#### Problem requirements:
In your copy, reproduce the entries exactly as they are, minus the images.

#### Extracted information:
——————————
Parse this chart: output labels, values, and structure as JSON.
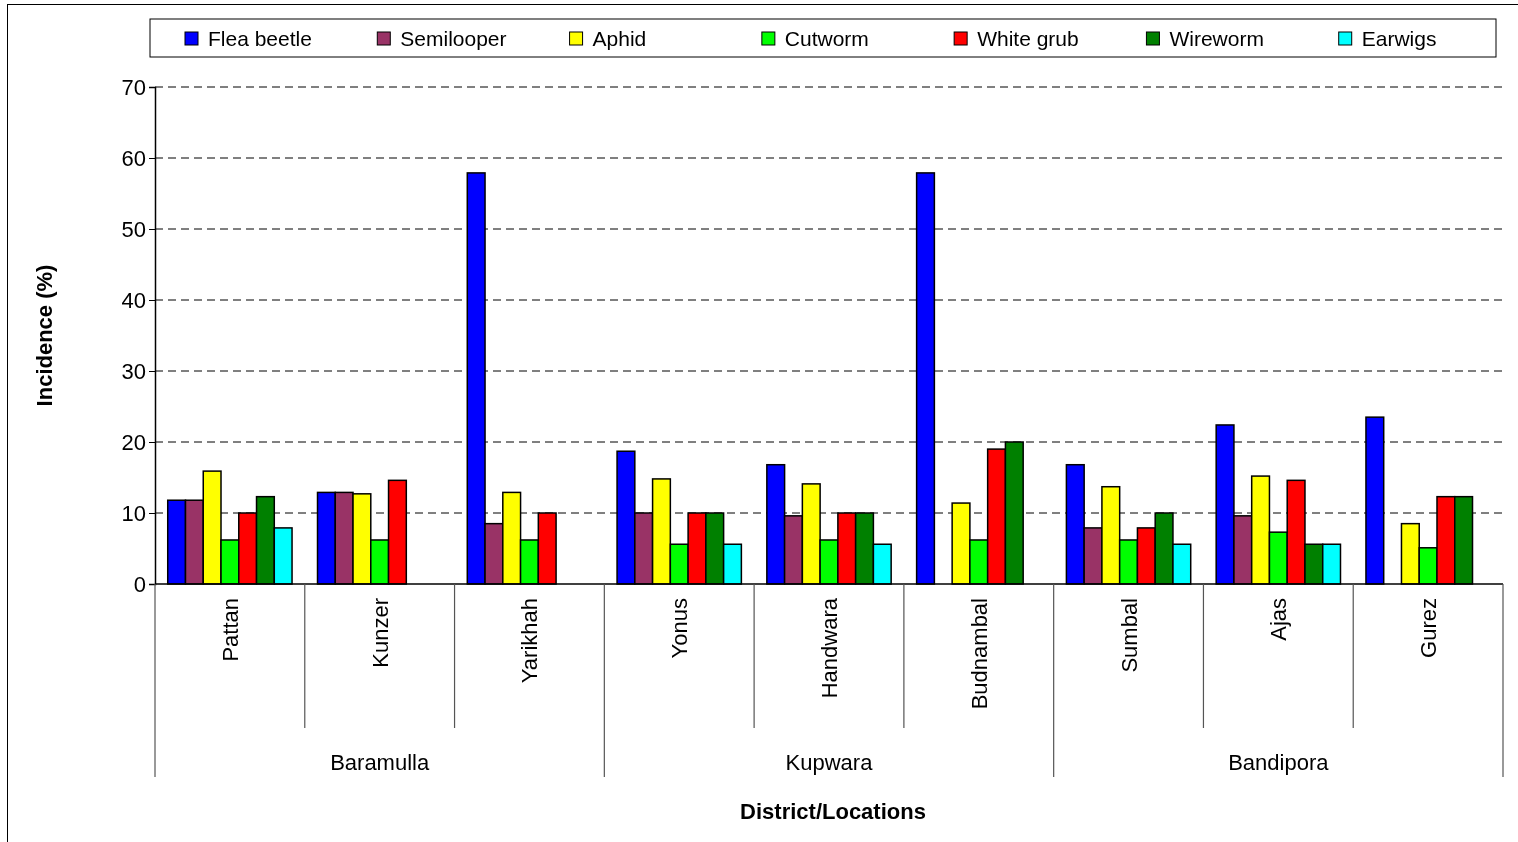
{
  "chart_data": {
    "type": "bar",
    "xlabel": "District/Locations",
    "ylabel": "Incidence (%)",
    "categories": [
      "Pattan",
      "Kunzer",
      "Yarikhah",
      "Yonus",
      "Handwara",
      "Budnambal",
      "Sumbal",
      "Ajas",
      "Gurez"
    ],
    "series": [
      {
        "name": "Flea beetle",
        "color": "#0000ff",
        "values": [
          11.8,
          12.9,
          57.9,
          18.7,
          16.8,
          57.9,
          16.8,
          22.4,
          23.5
        ]
      },
      {
        "name": "Semilooper",
        "color": "#993366",
        "values": [
          11.8,
          12.9,
          8.5,
          10,
          9.6,
          null,
          7.9,
          9.6,
          null
        ]
      },
      {
        "name": "Aphid",
        "color": "#ffff00",
        "values": [
          15.9,
          12.7,
          12.9,
          14.8,
          14.1,
          11.4,
          13.7,
          15.2,
          8.5
        ]
      },
      {
        "name": "Cutworm",
        "color": "#00ff00",
        "values": [
          6.2,
          6.2,
          6.2,
          5.6,
          6.2,
          6.2,
          6.2,
          7.3,
          5.1
        ]
      },
      {
        "name": "White grub",
        "color": "#ff0000",
        "values": [
          10,
          14.6,
          10,
          10,
          10,
          19,
          7.9,
          14.6,
          12.3
        ]
      },
      {
        "name": "Wireworm",
        "color": "#008000",
        "values": [
          12.3,
          null,
          null,
          10,
          10,
          20,
          10,
          5.6,
          12.3
        ]
      },
      {
        "name": "Earwigs",
        "color": "#00ffff",
        "values": [
          7.9,
          null,
          null,
          5.6,
          5.6,
          null,
          5.6,
          5.6,
          null
        ]
      }
    ],
    "annotations": [
      "Baramulla",
      "Kupwara",
      "Bandipora"
    ],
    "ylim": [
      0,
      70
    ],
    "yticks": [
      0,
      10,
      20,
      30,
      40,
      50,
      60,
      70
    ],
    "grid": "y",
    "legend": "top"
  }
}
——————————
#### Exercise solution:
Parse this chart: output labels, values, and structure as JSON.
{
  "chart_data": {
    "type": "bar",
    "xlabel": "District/Locations",
    "ylabel": "Incidence (%)",
    "categories": [
      "Pattan",
      "Kunzer",
      "Yarikhah",
      "Yonus",
      "Handwara",
      "Budnambal",
      "Sumbal",
      "Ajas",
      "Gurez"
    ],
    "series": [
      {
        "name": "Flea beetle",
        "color": "#0000ff",
        "values": [
          11.8,
          12.9,
          57.9,
          18.7,
          16.8,
          57.9,
          16.8,
          22.4,
          23.5
        ]
      },
      {
        "name": "Semilooper",
        "color": "#993366",
        "values": [
          11.8,
          12.9,
          8.5,
          10,
          9.6,
          null,
          7.9,
          9.6,
          null
        ]
      },
      {
        "name": "Aphid",
        "color": "#ffff00",
        "values": [
          15.9,
          12.7,
          12.9,
          14.8,
          14.1,
          11.4,
          13.7,
          15.2,
          8.5
        ]
      },
      {
        "name": "Cutworm",
        "color": "#00ff00",
        "values": [
          6.2,
          6.2,
          6.2,
          5.6,
          6.2,
          6.2,
          6.2,
          7.3,
          5.1
        ]
      },
      {
        "name": "White grub",
        "color": "#ff0000",
        "values": [
          10,
          14.6,
          10,
          10,
          10,
          19,
          7.9,
          14.6,
          12.3
        ]
      },
      {
        "name": "Wireworm",
        "color": "#008000",
        "values": [
          12.3,
          null,
          null,
          10,
          10,
          20,
          10,
          5.6,
          12.3
        ]
      },
      {
        "name": "Earwigs",
        "color": "#00ffff",
        "values": [
          7.9,
          null,
          null,
          5.6,
          5.6,
          null,
          5.6,
          5.6,
          null
        ]
      }
    ],
    "annotations": [
      "Baramulla",
      "Kupwara",
      "Bandipora"
    ],
    "ylim": [
      0,
      70
    ],
    "yticks": [
      0,
      10,
      20,
      30,
      40,
      50,
      60,
      70
    ],
    "grid": "y",
    "legend": "top"
  }
}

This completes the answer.